> _SUPPLIED DATA_:
+++

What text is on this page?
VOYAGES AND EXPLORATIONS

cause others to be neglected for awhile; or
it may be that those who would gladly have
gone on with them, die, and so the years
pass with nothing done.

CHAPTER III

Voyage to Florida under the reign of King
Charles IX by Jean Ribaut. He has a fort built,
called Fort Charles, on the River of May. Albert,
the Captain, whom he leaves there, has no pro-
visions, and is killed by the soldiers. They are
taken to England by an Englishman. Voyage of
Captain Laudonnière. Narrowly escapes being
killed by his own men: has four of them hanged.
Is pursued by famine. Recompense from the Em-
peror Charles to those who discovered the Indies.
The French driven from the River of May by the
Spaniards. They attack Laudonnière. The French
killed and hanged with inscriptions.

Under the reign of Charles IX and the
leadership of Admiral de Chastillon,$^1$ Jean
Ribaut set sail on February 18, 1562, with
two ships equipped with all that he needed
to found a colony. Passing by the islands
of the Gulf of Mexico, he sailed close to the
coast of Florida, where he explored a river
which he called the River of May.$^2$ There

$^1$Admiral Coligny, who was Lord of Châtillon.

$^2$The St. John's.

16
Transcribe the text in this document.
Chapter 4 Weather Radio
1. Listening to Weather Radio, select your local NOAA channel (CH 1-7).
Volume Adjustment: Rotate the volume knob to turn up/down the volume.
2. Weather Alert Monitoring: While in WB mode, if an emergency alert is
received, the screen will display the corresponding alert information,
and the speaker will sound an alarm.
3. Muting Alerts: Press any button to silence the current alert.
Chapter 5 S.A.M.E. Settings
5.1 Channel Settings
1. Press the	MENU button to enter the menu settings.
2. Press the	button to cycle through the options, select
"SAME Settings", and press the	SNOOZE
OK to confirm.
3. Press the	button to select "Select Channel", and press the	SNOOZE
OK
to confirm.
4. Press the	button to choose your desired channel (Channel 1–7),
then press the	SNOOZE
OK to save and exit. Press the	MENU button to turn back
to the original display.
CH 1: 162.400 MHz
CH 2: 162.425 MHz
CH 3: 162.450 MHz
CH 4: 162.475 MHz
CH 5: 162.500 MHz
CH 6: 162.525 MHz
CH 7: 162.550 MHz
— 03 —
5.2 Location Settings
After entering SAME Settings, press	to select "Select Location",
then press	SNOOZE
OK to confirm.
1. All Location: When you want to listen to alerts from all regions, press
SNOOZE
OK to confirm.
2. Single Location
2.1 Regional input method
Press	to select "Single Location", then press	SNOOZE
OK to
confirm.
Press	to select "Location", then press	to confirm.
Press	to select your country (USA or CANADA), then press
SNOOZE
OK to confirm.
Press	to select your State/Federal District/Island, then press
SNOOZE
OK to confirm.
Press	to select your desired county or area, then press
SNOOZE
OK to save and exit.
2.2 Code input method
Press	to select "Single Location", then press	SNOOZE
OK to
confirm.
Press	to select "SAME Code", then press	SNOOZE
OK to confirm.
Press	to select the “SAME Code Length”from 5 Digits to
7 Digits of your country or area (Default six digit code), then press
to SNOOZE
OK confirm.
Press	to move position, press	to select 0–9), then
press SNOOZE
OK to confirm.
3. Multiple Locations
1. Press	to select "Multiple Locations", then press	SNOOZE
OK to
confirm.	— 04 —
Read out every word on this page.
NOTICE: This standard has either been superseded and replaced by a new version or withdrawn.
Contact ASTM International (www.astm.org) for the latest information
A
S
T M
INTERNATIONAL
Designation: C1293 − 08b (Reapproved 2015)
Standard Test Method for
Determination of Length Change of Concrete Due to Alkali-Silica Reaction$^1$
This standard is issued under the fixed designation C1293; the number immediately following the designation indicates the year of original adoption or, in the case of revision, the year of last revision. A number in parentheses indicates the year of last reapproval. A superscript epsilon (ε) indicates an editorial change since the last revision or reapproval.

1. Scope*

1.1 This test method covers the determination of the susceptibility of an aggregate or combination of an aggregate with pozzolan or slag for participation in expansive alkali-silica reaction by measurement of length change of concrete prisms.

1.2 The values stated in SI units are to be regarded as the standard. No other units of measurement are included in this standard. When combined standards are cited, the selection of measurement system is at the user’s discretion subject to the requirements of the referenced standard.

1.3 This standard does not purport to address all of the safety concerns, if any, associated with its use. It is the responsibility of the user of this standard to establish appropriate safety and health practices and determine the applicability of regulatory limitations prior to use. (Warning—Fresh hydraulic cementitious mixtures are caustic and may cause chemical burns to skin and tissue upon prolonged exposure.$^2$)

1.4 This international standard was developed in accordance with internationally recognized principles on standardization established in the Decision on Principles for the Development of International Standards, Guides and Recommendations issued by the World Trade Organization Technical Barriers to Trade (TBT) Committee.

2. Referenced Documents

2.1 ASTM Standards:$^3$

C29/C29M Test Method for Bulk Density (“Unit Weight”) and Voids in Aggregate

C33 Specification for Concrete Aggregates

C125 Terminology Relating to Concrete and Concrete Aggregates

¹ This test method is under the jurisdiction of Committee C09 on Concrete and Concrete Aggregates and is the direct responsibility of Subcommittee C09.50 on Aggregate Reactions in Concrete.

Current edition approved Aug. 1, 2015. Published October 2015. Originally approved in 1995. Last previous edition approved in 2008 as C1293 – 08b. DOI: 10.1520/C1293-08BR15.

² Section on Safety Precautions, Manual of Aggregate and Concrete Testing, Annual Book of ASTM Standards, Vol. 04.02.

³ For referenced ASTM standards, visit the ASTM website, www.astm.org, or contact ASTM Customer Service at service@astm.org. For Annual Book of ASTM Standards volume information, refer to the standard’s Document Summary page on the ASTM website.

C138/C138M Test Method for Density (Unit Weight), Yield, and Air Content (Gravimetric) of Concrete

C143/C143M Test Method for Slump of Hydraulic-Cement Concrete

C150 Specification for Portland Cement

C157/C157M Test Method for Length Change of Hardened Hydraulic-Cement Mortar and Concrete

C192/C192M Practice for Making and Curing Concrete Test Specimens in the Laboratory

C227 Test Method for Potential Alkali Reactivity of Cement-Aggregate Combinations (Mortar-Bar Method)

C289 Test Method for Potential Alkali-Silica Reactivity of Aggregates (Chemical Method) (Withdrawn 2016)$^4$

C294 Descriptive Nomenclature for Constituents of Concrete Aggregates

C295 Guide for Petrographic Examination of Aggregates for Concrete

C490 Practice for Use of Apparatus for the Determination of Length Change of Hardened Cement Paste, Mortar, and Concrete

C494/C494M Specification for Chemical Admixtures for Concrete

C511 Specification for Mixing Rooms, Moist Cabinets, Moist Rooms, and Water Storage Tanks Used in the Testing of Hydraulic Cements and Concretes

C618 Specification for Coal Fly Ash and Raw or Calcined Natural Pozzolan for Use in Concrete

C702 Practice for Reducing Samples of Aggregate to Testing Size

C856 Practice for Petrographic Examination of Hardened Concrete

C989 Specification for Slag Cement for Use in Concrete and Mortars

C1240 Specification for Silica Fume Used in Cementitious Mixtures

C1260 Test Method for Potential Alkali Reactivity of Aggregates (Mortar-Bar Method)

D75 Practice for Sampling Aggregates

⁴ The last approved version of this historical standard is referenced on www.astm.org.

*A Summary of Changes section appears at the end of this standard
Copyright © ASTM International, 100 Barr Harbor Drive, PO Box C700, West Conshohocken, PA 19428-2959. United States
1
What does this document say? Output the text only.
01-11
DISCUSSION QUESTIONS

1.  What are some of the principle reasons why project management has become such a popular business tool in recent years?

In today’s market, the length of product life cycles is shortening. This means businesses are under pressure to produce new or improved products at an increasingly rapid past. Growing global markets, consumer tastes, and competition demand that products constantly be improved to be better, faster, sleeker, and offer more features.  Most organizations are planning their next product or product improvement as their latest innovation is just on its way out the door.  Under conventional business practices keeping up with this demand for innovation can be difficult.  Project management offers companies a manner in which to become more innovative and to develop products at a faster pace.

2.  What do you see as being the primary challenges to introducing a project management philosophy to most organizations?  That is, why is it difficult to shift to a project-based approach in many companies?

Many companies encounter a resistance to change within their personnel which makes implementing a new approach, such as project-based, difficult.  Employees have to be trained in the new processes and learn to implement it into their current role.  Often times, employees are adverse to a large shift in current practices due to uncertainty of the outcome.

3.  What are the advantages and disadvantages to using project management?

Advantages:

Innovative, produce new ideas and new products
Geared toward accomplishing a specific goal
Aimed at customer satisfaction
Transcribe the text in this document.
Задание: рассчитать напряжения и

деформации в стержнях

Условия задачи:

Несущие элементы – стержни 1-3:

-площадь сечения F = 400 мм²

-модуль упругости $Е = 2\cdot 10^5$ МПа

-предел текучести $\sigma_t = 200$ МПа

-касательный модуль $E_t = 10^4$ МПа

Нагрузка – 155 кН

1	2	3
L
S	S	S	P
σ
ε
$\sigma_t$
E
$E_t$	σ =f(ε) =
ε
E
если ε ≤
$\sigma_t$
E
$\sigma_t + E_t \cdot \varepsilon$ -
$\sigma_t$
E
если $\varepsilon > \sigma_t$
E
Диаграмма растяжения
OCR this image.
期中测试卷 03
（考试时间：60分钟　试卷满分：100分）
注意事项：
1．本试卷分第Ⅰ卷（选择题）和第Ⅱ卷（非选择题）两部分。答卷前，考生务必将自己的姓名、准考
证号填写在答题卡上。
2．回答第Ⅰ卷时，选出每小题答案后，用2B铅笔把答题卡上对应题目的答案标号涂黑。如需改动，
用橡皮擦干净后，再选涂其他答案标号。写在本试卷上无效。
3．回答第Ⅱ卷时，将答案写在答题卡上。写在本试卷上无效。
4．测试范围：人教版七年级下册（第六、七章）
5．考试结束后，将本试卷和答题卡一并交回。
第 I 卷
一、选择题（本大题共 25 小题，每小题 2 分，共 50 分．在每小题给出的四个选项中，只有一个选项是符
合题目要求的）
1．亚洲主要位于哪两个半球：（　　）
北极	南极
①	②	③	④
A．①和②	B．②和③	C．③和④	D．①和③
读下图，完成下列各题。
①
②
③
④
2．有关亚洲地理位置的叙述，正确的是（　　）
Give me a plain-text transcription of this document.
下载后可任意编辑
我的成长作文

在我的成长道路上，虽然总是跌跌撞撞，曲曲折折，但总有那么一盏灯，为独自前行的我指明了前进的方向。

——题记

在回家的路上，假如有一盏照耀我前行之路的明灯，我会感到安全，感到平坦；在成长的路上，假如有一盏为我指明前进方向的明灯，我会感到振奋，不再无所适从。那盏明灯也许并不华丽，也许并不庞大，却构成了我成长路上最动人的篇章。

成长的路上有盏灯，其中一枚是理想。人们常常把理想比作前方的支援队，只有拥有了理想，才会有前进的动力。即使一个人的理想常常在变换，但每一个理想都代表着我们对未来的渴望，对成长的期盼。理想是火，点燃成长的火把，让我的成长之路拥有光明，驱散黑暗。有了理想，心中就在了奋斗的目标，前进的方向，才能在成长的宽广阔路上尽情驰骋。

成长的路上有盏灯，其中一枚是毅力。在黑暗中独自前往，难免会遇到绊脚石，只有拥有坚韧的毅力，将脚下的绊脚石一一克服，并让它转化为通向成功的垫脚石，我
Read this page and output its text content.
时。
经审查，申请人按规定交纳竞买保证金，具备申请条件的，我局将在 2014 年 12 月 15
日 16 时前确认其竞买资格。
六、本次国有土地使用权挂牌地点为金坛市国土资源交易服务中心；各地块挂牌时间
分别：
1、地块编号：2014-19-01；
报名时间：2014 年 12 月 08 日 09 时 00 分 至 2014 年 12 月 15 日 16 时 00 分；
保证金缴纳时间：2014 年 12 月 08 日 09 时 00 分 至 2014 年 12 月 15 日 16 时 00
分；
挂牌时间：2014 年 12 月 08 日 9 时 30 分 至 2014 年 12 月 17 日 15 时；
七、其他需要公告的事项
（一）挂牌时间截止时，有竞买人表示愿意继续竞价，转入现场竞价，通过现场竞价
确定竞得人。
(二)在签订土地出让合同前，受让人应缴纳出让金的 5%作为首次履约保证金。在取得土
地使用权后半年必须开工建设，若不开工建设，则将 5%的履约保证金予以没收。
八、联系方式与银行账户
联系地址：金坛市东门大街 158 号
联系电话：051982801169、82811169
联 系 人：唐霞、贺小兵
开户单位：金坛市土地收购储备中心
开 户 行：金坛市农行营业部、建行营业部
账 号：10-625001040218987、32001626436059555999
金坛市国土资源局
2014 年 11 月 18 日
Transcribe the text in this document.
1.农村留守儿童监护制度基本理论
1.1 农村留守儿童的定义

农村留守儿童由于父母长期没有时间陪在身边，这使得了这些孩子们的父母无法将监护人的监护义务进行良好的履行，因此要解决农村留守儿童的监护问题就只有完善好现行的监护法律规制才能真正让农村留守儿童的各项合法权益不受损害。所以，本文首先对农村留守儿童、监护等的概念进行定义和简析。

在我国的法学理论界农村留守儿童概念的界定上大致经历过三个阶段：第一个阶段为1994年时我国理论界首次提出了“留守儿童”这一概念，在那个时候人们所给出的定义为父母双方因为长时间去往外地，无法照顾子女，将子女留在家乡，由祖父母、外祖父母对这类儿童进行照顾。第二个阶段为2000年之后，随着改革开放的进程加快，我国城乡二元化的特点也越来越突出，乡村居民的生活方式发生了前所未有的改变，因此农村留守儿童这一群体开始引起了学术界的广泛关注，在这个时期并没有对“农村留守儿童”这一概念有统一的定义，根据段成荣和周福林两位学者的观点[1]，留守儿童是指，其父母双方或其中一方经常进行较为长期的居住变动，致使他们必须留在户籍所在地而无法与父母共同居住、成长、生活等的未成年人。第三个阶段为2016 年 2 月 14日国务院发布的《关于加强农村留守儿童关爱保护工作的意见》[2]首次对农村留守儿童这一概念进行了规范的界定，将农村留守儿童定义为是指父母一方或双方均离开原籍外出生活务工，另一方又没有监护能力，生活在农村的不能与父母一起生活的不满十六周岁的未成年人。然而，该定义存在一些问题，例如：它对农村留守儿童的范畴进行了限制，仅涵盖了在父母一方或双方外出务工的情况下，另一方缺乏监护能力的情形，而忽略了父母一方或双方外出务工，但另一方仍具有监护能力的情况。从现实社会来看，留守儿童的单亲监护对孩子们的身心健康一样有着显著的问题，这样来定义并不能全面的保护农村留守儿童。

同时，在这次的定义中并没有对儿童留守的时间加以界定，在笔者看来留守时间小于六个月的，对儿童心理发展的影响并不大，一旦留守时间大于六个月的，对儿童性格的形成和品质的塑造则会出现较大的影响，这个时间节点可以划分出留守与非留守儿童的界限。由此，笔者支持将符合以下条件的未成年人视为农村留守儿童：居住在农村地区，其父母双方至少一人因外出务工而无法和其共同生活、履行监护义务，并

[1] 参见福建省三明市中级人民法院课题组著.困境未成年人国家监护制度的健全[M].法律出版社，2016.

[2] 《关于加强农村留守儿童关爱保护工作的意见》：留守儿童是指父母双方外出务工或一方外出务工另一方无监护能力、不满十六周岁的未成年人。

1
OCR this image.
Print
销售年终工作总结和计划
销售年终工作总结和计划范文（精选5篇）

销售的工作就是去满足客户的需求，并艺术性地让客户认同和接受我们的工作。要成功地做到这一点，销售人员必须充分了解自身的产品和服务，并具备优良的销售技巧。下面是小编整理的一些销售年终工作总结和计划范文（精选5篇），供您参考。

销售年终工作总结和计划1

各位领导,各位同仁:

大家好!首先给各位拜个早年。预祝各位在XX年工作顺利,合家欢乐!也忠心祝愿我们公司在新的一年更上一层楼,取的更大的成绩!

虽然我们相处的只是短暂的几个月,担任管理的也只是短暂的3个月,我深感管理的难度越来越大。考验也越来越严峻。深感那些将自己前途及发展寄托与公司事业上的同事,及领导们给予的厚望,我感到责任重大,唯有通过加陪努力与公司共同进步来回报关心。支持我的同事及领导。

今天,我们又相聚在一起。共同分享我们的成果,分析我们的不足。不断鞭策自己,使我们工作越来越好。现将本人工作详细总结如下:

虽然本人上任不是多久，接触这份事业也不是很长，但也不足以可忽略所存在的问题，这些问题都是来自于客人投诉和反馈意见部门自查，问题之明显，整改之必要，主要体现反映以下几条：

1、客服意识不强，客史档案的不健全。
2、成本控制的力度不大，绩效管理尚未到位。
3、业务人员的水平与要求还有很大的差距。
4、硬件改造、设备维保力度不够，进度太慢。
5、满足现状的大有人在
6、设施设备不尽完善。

+++

> _GIVEN REQUEST_: Filter for "Ribaut". Return all lines that hold it.

> _TASK OUTPUT_:
Charles IX by Jean Ribaut. He has a fort built,
Ribaut set sail on February 18, 1562, with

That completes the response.